● Exercise objective
Write the listing below out again exactly, dropping the images.

Figure dataset records:
--- start ---

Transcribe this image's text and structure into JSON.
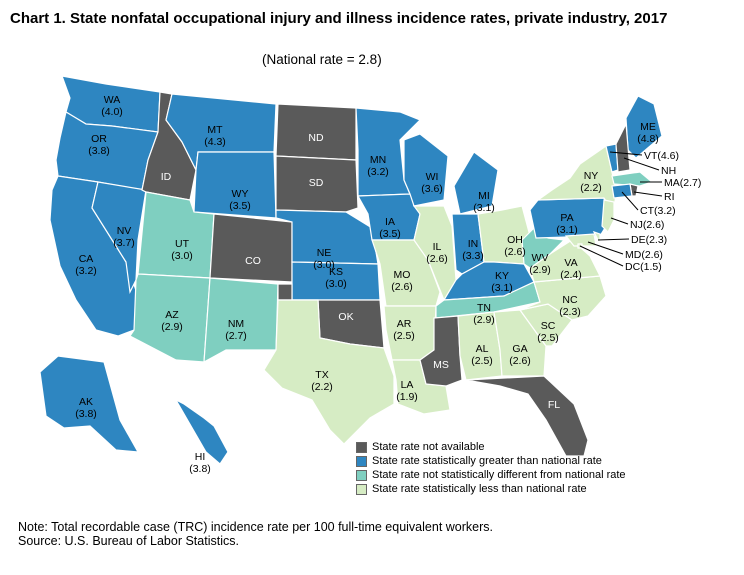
{
  "title": "Chart 1. State nonfatal occupational injury and illness incidence rates, private industry, 2017",
  "subtitle": "(National rate = 2.8)",
  "colors": {
    "not_available": "#5a5a5a",
    "greater": "#2e86c1",
    "not_different": "#7fcfc0",
    "less": "#d6ecc4",
    "border": "#ffffff"
  },
  "legend": [
    {
      "key": "not_available",
      "label": "State rate not available"
    },
    {
      "key": "greater",
      "label": "State rate statistically greater than national rate"
    },
    {
      "key": "not_different",
      "label": "State rate not statistically different from national rate"
    },
    {
      "key": "less",
      "label": "State rate statistically less than national rate"
    }
  ],
  "note": "Note: Total recordable case (TRC) incidence rate per 100 full-time equivalent workers.",
  "source": "Source: U.S. Bureau of Labor Statistics.",
  "states": [
    {
      "abbr": "WA",
      "rate": "(4.0)",
      "cat": "greater"
    },
    {
      "abbr": "OR",
      "rate": "(3.8)",
      "cat": "greater"
    },
    {
      "abbr": "CA",
      "rate": "(3.2)",
      "cat": "greater"
    },
    {
      "abbr": "NV",
      "rate": "(3.7)",
      "cat": "greater"
    },
    {
      "abbr": "ID",
      "rate": "",
      "cat": "not_available"
    },
    {
      "abbr": "MT",
      "rate": "(4.3)",
      "cat": "greater"
    },
    {
      "abbr": "WY",
      "rate": "(3.5)",
      "cat": "greater"
    },
    {
      "abbr": "UT",
      "rate": "(3.0)",
      "cat": "not_different"
    },
    {
      "abbr": "AZ",
      "rate": "(2.9)",
      "cat": "not_different"
    },
    {
      "abbr": "CO",
      "rate": "",
      "cat": "not_available"
    },
    {
      "abbr": "NM",
      "rate": "(2.7)",
      "cat": "not_different"
    },
    {
      "abbr": "ND",
      "rate": "",
      "cat": "not_available"
    },
    {
      "abbr": "SD",
      "rate": "",
      "cat": "not_available"
    },
    {
      "abbr": "NE",
      "rate": "(3.0)",
      "cat": "greater"
    },
    {
      "abbr": "KS",
      "rate": "(3.0)",
      "cat": "greater"
    },
    {
      "abbr": "OK",
      "rate": "",
      "cat": "not_available"
    },
    {
      "abbr": "TX",
      "rate": "(2.2)",
      "cat": "less"
    },
    {
      "abbr": "MN",
      "rate": "(3.2)",
      "cat": "greater"
    },
    {
      "abbr": "IA",
      "rate": "(3.5)",
      "cat": "greater"
    },
    {
      "abbr": "MO",
      "rate": "(2.6)",
      "cat": "less"
    },
    {
      "abbr": "AR",
      "rate": "(2.5)",
      "cat": "less"
    },
    {
      "abbr": "LA",
      "rate": "(1.9)",
      "cat": "less"
    },
    {
      "abbr": "WI",
      "rate": "(3.6)",
      "cat": "greater"
    },
    {
      "abbr": "IL",
      "rate": "(2.6)",
      "cat": "less"
    },
    {
      "abbr": "MI",
      "rate": "(3.1)",
      "cat": "greater"
    },
    {
      "abbr": "IN",
      "rate": "(3.3)",
      "cat": "greater"
    },
    {
      "abbr": "OH",
      "rate": "(2.6)",
      "cat": "less"
    },
    {
      "abbr": "KY",
      "rate": "(3.1)",
      "cat": "greater"
    },
    {
      "abbr": "TN",
      "rate": "(2.9)",
      "cat": "not_different"
    },
    {
      "abbr": "MS",
      "rate": "",
      "cat": "not_available"
    },
    {
      "abbr": "AL",
      "rate": "(2.5)",
      "cat": "less"
    },
    {
      "abbr": "GA",
      "rate": "(2.6)",
      "cat": "less"
    },
    {
      "abbr": "FL",
      "rate": "",
      "cat": "not_available"
    },
    {
      "abbr": "SC",
      "rate": "(2.5)",
      "cat": "less"
    },
    {
      "abbr": "NC",
      "rate": "(2.3)",
      "cat": "less"
    },
    {
      "abbr": "VA",
      "rate": "(2.4)",
      "cat": "less"
    },
    {
      "abbr": "WV",
      "rate": "(2.9)",
      "cat": "not_different"
    },
    {
      "abbr": "PA",
      "rate": "(3.1)",
      "cat": "greater"
    },
    {
      "abbr": "NY",
      "rate": "(2.2)",
      "cat": "less"
    },
    {
      "abbr": "ME",
      "rate": "(4.8)",
      "cat": "greater"
    },
    {
      "abbr": "AK",
      "rate": "(3.8)",
      "cat": "greater"
    },
    {
      "abbr": "HI",
      "rate": "(3.8)",
      "cat": "greater"
    },
    {
      "abbr": "VT",
      "rate": "(4.6)",
      "cat": "greater"
    },
    {
      "abbr": "NH",
      "rate": "",
      "cat": "not_available"
    },
    {
      "abbr": "MA",
      "rate": "(2.7)",
      "cat": "not_different"
    },
    {
      "abbr": "RI",
      "rate": "",
      "cat": "not_available"
    },
    {
      "abbr": "CT",
      "rate": "(3.2)",
      "cat": "greater"
    },
    {
      "abbr": "NJ",
      "rate": "(2.6)",
      "cat": "less"
    },
    {
      "abbr": "DE",
      "rate": "(2.3)",
      "cat": "less"
    },
    {
      "abbr": "MD",
      "rate": "(2.6)",
      "cat": "less"
    },
    {
      "abbr": "DC",
      "rate": "(1.5)",
      "cat": "less"
    }
  ]
}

--- end ---

● Complete output
Transcribe this image's text and structure into JSON.
{
  "title": "Chart 1. State nonfatal occupational injury and illness incidence rates, private industry, 2017",
  "subtitle": "(National rate = 2.8)",
  "colors": {
    "not_available": "#5a5a5a",
    "greater": "#2e86c1",
    "not_different": "#7fcfc0",
    "less": "#d6ecc4",
    "border": "#ffffff"
  },
  "legend": [
    {
      "key": "not_available",
      "label": "State rate not available"
    },
    {
      "key": "greater",
      "label": "State rate statistically greater than national rate"
    },
    {
      "key": "not_different",
      "label": "State rate not statistically different from national rate"
    },
    {
      "key": "less",
      "label": "State rate statistically less than national rate"
    }
  ],
  "note": "Note: Total recordable case (TRC) incidence rate per 100 full-time equivalent workers.",
  "source": "Source: U.S. Bureau of Labor Statistics.",
  "states": [
    {
      "abbr": "WA",
      "rate": "(4.0)",
      "cat": "greater"
    },
    {
      "abbr": "OR",
      "rate": "(3.8)",
      "cat": "greater"
    },
    {
      "abbr": "CA",
      "rate": "(3.2)",
      "cat": "greater"
    },
    {
      "abbr": "NV",
      "rate": "(3.7)",
      "cat": "greater"
    },
    {
      "abbr": "ID",
      "rate": "",
      "cat": "not_available"
    },
    {
      "abbr": "MT",
      "rate": "(4.3)",
      "cat": "greater"
    },
    {
      "abbr": "WY",
      "rate": "(3.5)",
      "cat": "greater"
    },
    {
      "abbr": "UT",
      "rate": "(3.0)",
      "cat": "not_different"
    },
    {
      "abbr": "AZ",
      "rate": "(2.9)",
      "cat": "not_different"
    },
    {
      "abbr": "CO",
      "rate": "",
      "cat": "not_available"
    },
    {
      "abbr": "NM",
      "rate": "(2.7)",
      "cat": "not_different"
    },
    {
      "abbr": "ND",
      "rate": "",
      "cat": "not_available"
    },
    {
      "abbr": "SD",
      "rate": "",
      "cat": "not_available"
    },
    {
      "abbr": "NE",
      "rate": "(3.0)",
      "cat": "greater"
    },
    {
      "abbr": "KS",
      "rate": "(3.0)",
      "cat": "greater"
    },
    {
      "abbr": "OK",
      "rate": "",
      "cat": "not_available"
    },
    {
      "abbr": "TX",
      "rate": "(2.2)",
      "cat": "less"
    },
    {
      "abbr": "MN",
      "rate": "(3.2)",
      "cat": "greater"
    },
    {
      "abbr": "IA",
      "rate": "(3.5)",
      "cat": "greater"
    },
    {
      "abbr": "MO",
      "rate": "(2.6)",
      "cat": "less"
    },
    {
      "abbr": "AR",
      "rate": "(2.5)",
      "cat": "less"
    },
    {
      "abbr": "LA",
      "rate": "(1.9)",
      "cat": "less"
    },
    {
      "abbr": "WI",
      "rate": "(3.6)",
      "cat": "greater"
    },
    {
      "abbr": "IL",
      "rate": "(2.6)",
      "cat": "less"
    },
    {
      "abbr": "MI",
      "rate": "(3.1)",
      "cat": "greater"
    },
    {
      "abbr": "IN",
      "rate": "(3.3)",
      "cat": "greater"
    },
    {
      "abbr": "OH",
      "rate": "(2.6)",
      "cat": "less"
    },
    {
      "abbr": "KY",
      "rate": "(3.1)",
      "cat": "greater"
    },
    {
      "abbr": "TN",
      "rate": "(2.9)",
      "cat": "not_different"
    },
    {
      "abbr": "MS",
      "rate": "",
      "cat": "not_available"
    },
    {
      "abbr": "AL",
      "rate": "(2.5)",
      "cat": "less"
    },
    {
      "abbr": "GA",
      "rate": "(2.6)",
      "cat": "less"
    },
    {
      "abbr": "FL",
      "rate": "",
      "cat": "not_available"
    },
    {
      "abbr": "SC",
      "rate": "(2.5)",
      "cat": "less"
    },
    {
      "abbr": "NC",
      "rate": "(2.3)",
      "cat": "less"
    },
    {
      "abbr": "VA",
      "rate": "(2.4)",
      "cat": "less"
    },
    {
      "abbr": "WV",
      "rate": "(2.9)",
      "cat": "not_different"
    },
    {
      "abbr": "PA",
      "rate": "(3.1)",
      "cat": "greater"
    },
    {
      "abbr": "NY",
      "rate": "(2.2)",
      "cat": "less"
    },
    {
      "abbr": "ME",
      "rate": "(4.8)",
      "cat": "greater"
    },
    {
      "abbr": "AK",
      "rate": "(3.8)",
      "cat": "greater"
    },
    {
      "abbr": "HI",
      "rate": "(3.8)",
      "cat": "greater"
    },
    {
      "abbr": "VT",
      "rate": "(4.6)",
      "cat": "greater"
    },
    {
      "abbr": "NH",
      "rate": "",
      "cat": "not_available"
    },
    {
      "abbr": "MA",
      "rate": "(2.7)",
      "cat": "not_different"
    },
    {
      "abbr": "RI",
      "rate": "",
      "cat": "not_available"
    },
    {
      "abbr": "CT",
      "rate": "(3.2)",
      "cat": "greater"
    },
    {
      "abbr": "NJ",
      "rate": "(2.6)",
      "cat": "less"
    },
    {
      "abbr": "DE",
      "rate": "(2.3)",
      "cat": "less"
    },
    {
      "abbr": "MD",
      "rate": "(2.6)",
      "cat": "less"
    },
    {
      "abbr": "DC",
      "rate": "(1.5)",
      "cat": "less"
    }
  ]
}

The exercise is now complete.